Arrange these records as a Markdown table with the columns No. and Entry, giving each line its row number and leaving out blank lines. Begin at the line that contains "tylcsv-point: [326, 108, 336, 117]" and stop after the line that contains "tylcsv-point: [306, 132, 316, 141]".
— begin Data extract —
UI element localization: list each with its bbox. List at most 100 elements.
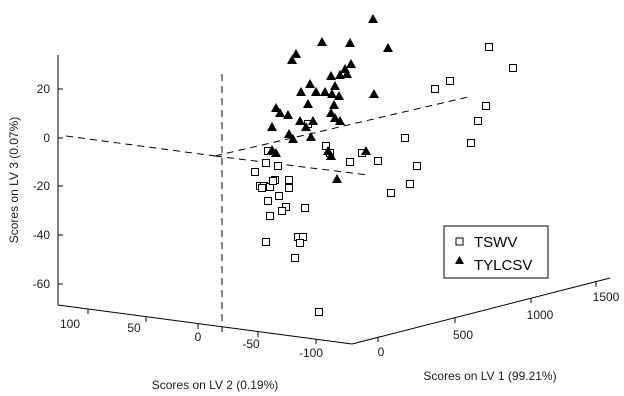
tylcsv-point: [326, 108, 336, 117]
tylcsv-point: [283, 110, 293, 119]
x-axis-title: Scores on LV 1 (99.21%): [423, 369, 556, 383]
tswv-point: [482, 102, 490, 110]
tylcsv-point: [320, 87, 330, 96]
tswv-point: [274, 162, 282, 170]
tylcsv-point: [271, 103, 281, 112]
y-axis-title: Scores on LV 2 (0.19%): [152, 378, 279, 392]
tswv-point: [315, 308, 323, 316]
tylcsv-point: [346, 59, 356, 68]
tswv-point: [406, 180, 414, 188]
z-tick-label: -20: [33, 179, 51, 193]
tylcsv-point: [330, 113, 340, 122]
tylcsv-point: [305, 79, 315, 88]
tylcsv-point: [308, 116, 318, 125]
z-tick-labels: 20 0 -20 -40 -60: [33, 82, 51, 291]
reference-line-front: [214, 155, 369, 176]
tswv-point: [285, 176, 293, 184]
tswv-point: [258, 184, 266, 192]
y-tick-labels: 100 50 0 -50 -100: [60, 317, 323, 360]
z-tick-label: -60: [33, 277, 51, 291]
tswv-point: [509, 64, 517, 72]
tylcsv-point: [296, 87, 306, 96]
x-tick-labels: 0 500 1000 1500: [378, 290, 620, 359]
tylcsv-point: [306, 132, 316, 141]
y-tick-label: 0: [195, 330, 202, 344]
tswv-point: [301, 204, 309, 212]
tylcsv-point: [369, 89, 379, 98]
tswv-point: [374, 157, 382, 165]
legend-marker-tswv: [455, 237, 464, 246]
tylcsv-point: [383, 43, 393, 52]
y-tick-label: 50: [127, 321, 141, 335]
tylcsv-point: [342, 69, 352, 78]
tylcsv-point: [267, 122, 277, 131]
reference-line-left: [65, 135, 216, 157]
tylcsv-point: [287, 55, 297, 64]
legend-box: [443, 225, 549, 279]
tswv-point: [262, 238, 270, 246]
tylcsv-point: [271, 148, 281, 157]
tylcsv-point: [334, 91, 344, 100]
tswv-point: [446, 77, 454, 85]
tylcsv-point: [332, 174, 342, 183]
y-tick-label: -100: [299, 346, 323, 360]
tswv-point: [269, 177, 277, 185]
z-tick-label: 0: [43, 131, 50, 145]
tylcsv-point: [288, 134, 298, 143]
series-tswv: [251, 43, 517, 316]
tylcsv-point: [326, 151, 336, 160]
tylcsv-point: [327, 89, 337, 98]
z-tick-label: -40: [33, 228, 51, 242]
reference-lines: [65, 74, 469, 332]
tswv-point: [387, 189, 395, 197]
tswv-point: [275, 192, 283, 200]
legend-marker-tylcsv: [455, 256, 464, 264]
tswv-point: [251, 168, 259, 176]
tswv-point: [346, 158, 354, 166]
tylcsv-point: [361, 146, 371, 155]
tswv-point: [474, 117, 482, 125]
tick-marks: [58, 88, 597, 344]
reference-line-right: [214, 96, 469, 157]
tswv-point: [264, 197, 272, 205]
legend: TSWV TYLCSV: [443, 225, 549, 279]
tswv-point: [431, 85, 439, 93]
tylcsv-point: [345, 38, 355, 47]
x-tick-label: 0: [378, 345, 385, 359]
y-tick-label: 100: [60, 317, 80, 331]
tylcsv-point: [329, 100, 339, 109]
tswv-point: [266, 212, 274, 220]
axis-frame: [57, 55, 611, 345]
tswv-point: [296, 239, 304, 247]
z-axis-title: Scores on LV 3 (0.07%): [7, 117, 21, 244]
tylcsv-point: [317, 37, 327, 46]
tswv-point: [262, 159, 270, 167]
tylcsv-point: [326, 71, 336, 80]
y-axis-line: [57, 304, 353, 345]
x-axis-line: [351, 277, 611, 345]
tswv-point: [401, 134, 409, 142]
tswv-point: [278, 207, 286, 215]
z-tick-label: 20: [37, 82, 51, 96]
legend-label-tswv: TSWV: [474, 234, 517, 251]
tylcsv-point: [284, 129, 294, 138]
tswv-point: [285, 184, 293, 192]
tylcsv-point: [330, 81, 340, 90]
tylcsv-point: [303, 99, 313, 108]
y-tick-label: -50: [242, 337, 260, 351]
legend-label-tylcsv: TYLCSV: [474, 257, 532, 274]
tylcsv-point: [301, 122, 311, 131]
x-tick-label: 1000: [527, 308, 554, 322]
series-tylcsv: [267, 14, 393, 183]
tylcsv-point: [335, 70, 345, 79]
tylcsv-point: [311, 87, 321, 96]
tylcsv-point: [295, 116, 305, 125]
tswv-point: [485, 43, 493, 51]
tswv-point: [467, 139, 475, 147]
tylcsv-point: [275, 108, 285, 117]
x-tick-label: 1500: [593, 290, 620, 304]
tylcsv-point: [291, 49, 301, 58]
tylcsv-point: [368, 14, 378, 23]
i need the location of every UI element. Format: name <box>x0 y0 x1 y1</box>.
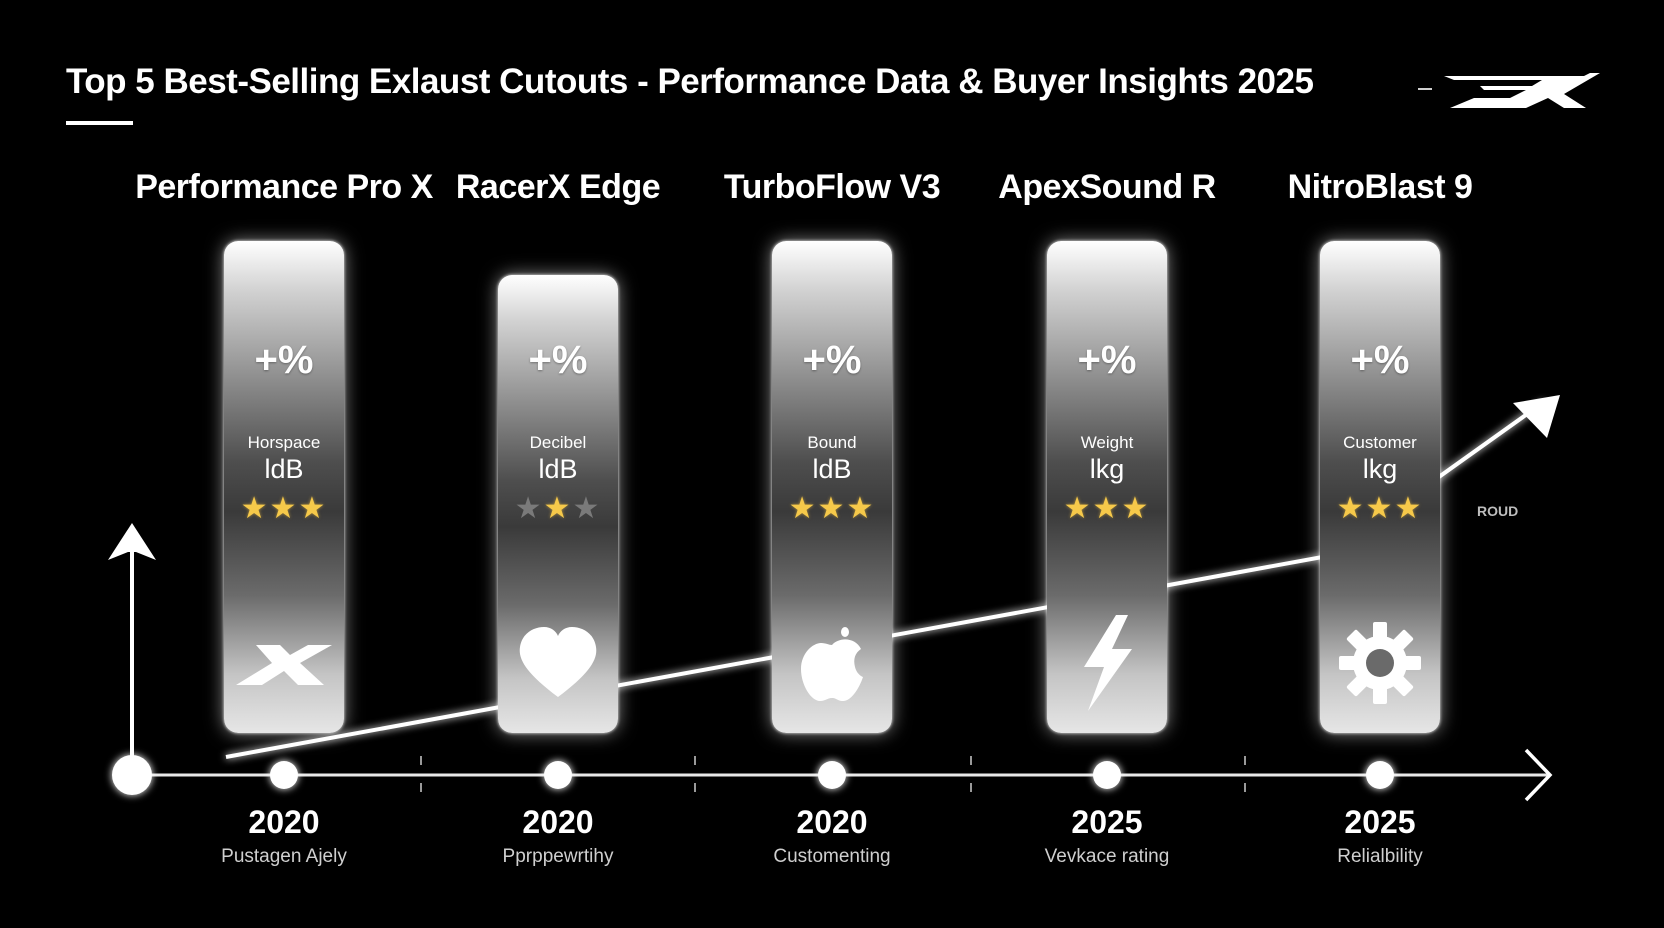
star-filled-icon: ★ <box>788 492 818 525</box>
star-filled-icon: ★ <box>817 492 847 525</box>
x-axis-point <box>270 761 298 789</box>
trend-label: ROUD <box>1477 503 1519 519</box>
star-empty-icon: ★ <box>514 492 544 525</box>
x-axis-point <box>1366 761 1394 789</box>
star-filled-icon: ★ <box>1063 492 1093 525</box>
brand-logo-icon <box>1444 73 1600 108</box>
product-name: Performance Pro X <box>135 168 433 206</box>
x-axis-year-label: 2020 <box>248 804 320 840</box>
metric-unit: lkg <box>1362 454 1398 484</box>
metric-label: Decibel <box>529 433 587 452</box>
bar-value-label: +% <box>254 338 314 382</box>
y-axis-arrowhead <box>108 523 156 560</box>
metric-unit: ldB <box>812 454 852 484</box>
gear-icon <box>1339 622 1421 709</box>
x-logo-icon <box>232 639 336 692</box>
bar-value-label: +% <box>1077 338 1137 382</box>
metric-label: Horspace <box>247 433 321 452</box>
axis-origin-dot <box>112 755 152 795</box>
apple-icon <box>799 625 865 706</box>
metric-label: Weight <box>1080 433 1134 452</box>
star-rating: ★★★ <box>498 494 618 524</box>
x-axis-year-label: 2025 <box>1344 804 1416 840</box>
bar-card: +% Decibel ldB ★★★ <box>498 275 618 733</box>
metric-label: Bound <box>807 433 857 452</box>
x-axis-arrowhead <box>1524 748 1553 802</box>
bar-value-label: +% <box>802 338 862 382</box>
metric-label: Customer <box>1343 433 1417 452</box>
star-filled-icon: ★ <box>269 492 299 525</box>
trend-arrowhead-icon <box>1513 395 1560 438</box>
star-empty-icon: ★ <box>572 492 602 525</box>
star-filled-icon: ★ <box>1365 492 1395 525</box>
x-axis-point <box>544 761 572 789</box>
title-underline <box>66 121 133 125</box>
metric-unit: lkg <box>1089 454 1125 484</box>
x-axis-year-label: 2025 <box>1071 804 1143 840</box>
bar-card: +% Customer lkg ★★★ <box>1320 241 1440 733</box>
product-name: ApexSound R <box>998 168 1216 206</box>
page-title: Top 5 Best-Selling Exlaust Cutouts - Per… <box>66 62 1314 101</box>
star-filled-icon: ★ <box>1092 492 1122 525</box>
star-filled-icon: ★ <box>298 492 328 525</box>
star-rating: ★★★ <box>1047 494 1167 524</box>
heart-icon <box>518 627 598 704</box>
star-filled-icon: ★ <box>1394 492 1424 525</box>
bar-value-label: +% <box>1350 338 1410 382</box>
bar-value-label: +% <box>528 338 588 382</box>
star-rating: ★★★ <box>1320 494 1440 524</box>
x-axis-year-label: 2020 <box>796 804 868 840</box>
product-name: NitroBlast 9 <box>1287 168 1473 206</box>
x-axis-caption: Vevkace rating <box>1044 846 1170 867</box>
x-axis-caption: Customenting <box>773 846 891 867</box>
lightning-icon <box>1078 615 1136 716</box>
star-filled-icon: ★ <box>1336 492 1366 525</box>
bar-card: +% Bound ldB ★★★ <box>772 241 892 733</box>
metric-unit: ldB <box>264 454 304 484</box>
x-axis-point <box>1093 761 1121 789</box>
star-filled-icon: ★ <box>240 492 270 525</box>
star-filled-icon: ★ <box>1121 492 1151 525</box>
x-axis-caption: Relialbility <box>1337 846 1423 867</box>
star-rating: ★★★ <box>772 494 892 524</box>
product-name: TurboFlow V3 <box>723 168 941 206</box>
star-filled-icon: ★ <box>846 492 876 525</box>
bar-card: +% Weight lkg ★★★ <box>1047 241 1167 733</box>
bar-card: +% Horspace ldB ★★★ <box>224 241 344 733</box>
brand-dash <box>1418 88 1432 90</box>
star-filled-icon: ★ <box>543 492 573 525</box>
x-axis-caption: Pustagen Ajely <box>221 846 347 867</box>
product-name: RacerX Edge <box>455 168 661 206</box>
metric-unit: ldB <box>538 454 578 484</box>
star-rating: ★★★ <box>224 494 344 524</box>
x-axis-caption: Pprppewrtihy <box>502 846 614 867</box>
x-axis-point <box>818 761 846 789</box>
x-axis-year-label: 2020 <box>522 804 594 840</box>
— end Data extract —
— Solution to the exercise —
| No. | Entry |
|---|---|
| 1 | tylcsv-point: [326, 108, 336, 117] |
| 2 | tylcsv-point: [283, 110, 293, 119] |
| 3 | x-axis-title: Scores on LV 1 (99.21%): [423, 369, 556, 383] |
| 4 | tswv-point: [482, 102, 490, 110] |
| 5 | tylcsv-point: [320, 87, 330, 96] |
| 6 | tswv-point: [274, 162, 282, 170] |
| 7 | tylcsv-point: [271, 103, 281, 112] |
| 8 | y-axis-title: Scores on LV 2 (0.19%): [152, 378, 279, 392] |
| 9 | tswv-point: [315, 308, 323, 316] |
| 10 | tylcsv-point: [346, 59, 356, 68] |
| 11 | tswv-point: [406, 180, 414, 188] |
| 12 | z-tick-label: -20: [33, 179, 51, 193] |
| 13 | tylcsv-point: [330, 113, 340, 122] |
| 14 | tylcsv-point: [305, 79, 315, 88] |
| 15 | tylcsv-point: [308, 116, 318, 125] |
| 16 | z-tick-labels: 20 0 -20 -40 -60: [33, 82, 51, 291] |
| 17 | reference-line-front: [214, 155, 369, 176] |
| 18 | tswv-point: [285, 176, 293, 184] |
| 19 | tswv-point: [258, 184, 266, 192] |
| 20 | y-tick-labels: 100 50 0 -50 -100: [60, 317, 323, 360] |
| 21 | z-tick-label: -60: [33, 277, 51, 291] |
| 22 | tswv-point: [509, 64, 517, 72] |
| 23 | tylcsv-point: [296, 87, 306, 96] |
| 24 | x-tick-labels: 0 500 1000 1500: [378, 290, 620, 359] |
| 25 | tylcsv-point: [306, 132, 316, 141] |